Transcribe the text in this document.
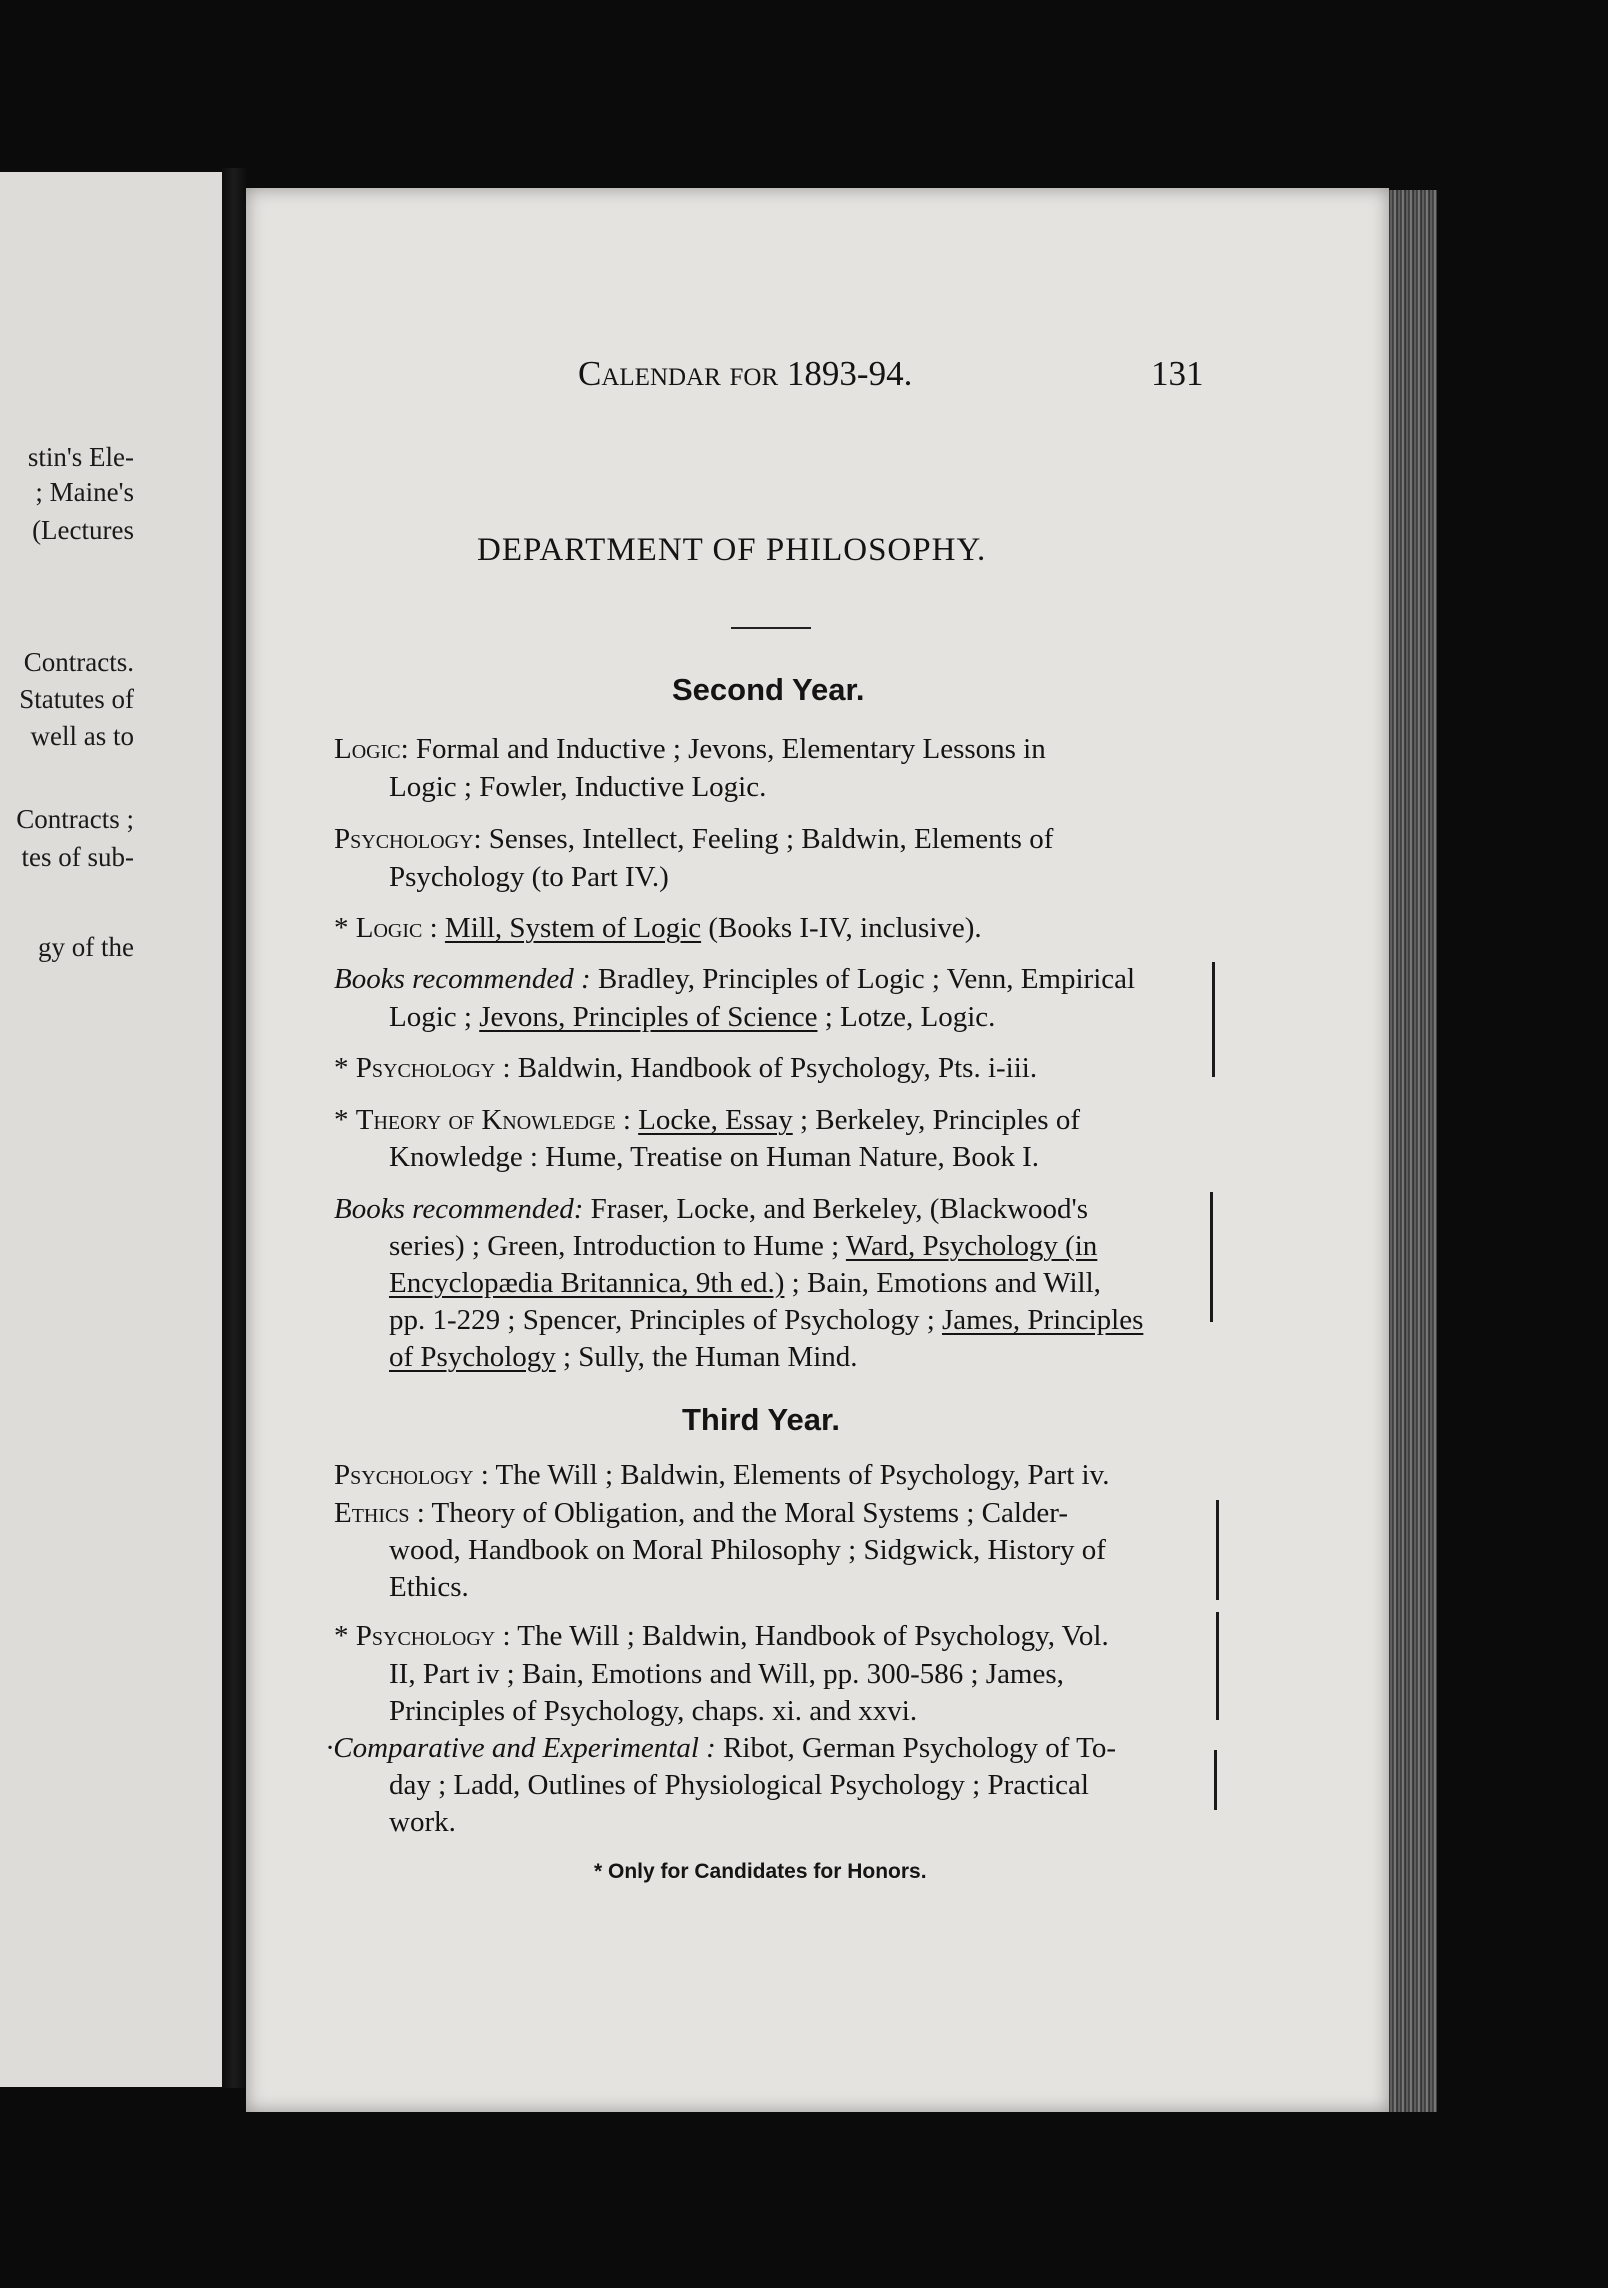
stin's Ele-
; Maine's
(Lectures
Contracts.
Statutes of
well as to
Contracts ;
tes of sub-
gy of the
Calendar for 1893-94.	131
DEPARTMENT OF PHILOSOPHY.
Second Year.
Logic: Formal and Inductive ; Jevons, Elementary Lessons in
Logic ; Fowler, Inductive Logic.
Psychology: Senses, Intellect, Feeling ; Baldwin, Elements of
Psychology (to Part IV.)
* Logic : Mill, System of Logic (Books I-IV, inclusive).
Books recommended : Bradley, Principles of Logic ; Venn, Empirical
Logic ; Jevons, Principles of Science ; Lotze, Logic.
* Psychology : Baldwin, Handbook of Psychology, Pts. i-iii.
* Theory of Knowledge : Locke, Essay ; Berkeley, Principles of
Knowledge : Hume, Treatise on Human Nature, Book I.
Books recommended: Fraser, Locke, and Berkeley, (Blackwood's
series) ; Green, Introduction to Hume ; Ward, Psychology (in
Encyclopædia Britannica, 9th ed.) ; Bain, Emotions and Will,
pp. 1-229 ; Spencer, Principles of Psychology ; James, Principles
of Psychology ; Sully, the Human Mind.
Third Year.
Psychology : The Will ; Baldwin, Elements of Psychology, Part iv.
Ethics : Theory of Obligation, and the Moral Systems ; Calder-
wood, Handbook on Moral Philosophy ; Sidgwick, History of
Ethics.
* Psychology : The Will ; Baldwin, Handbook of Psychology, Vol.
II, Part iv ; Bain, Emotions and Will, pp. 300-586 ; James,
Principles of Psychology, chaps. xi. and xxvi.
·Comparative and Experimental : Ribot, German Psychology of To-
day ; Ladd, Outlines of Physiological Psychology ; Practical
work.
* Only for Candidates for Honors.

──────────

The task:
Report how many lines hold the string "Books", giving the number and nothing else.

Output below:
3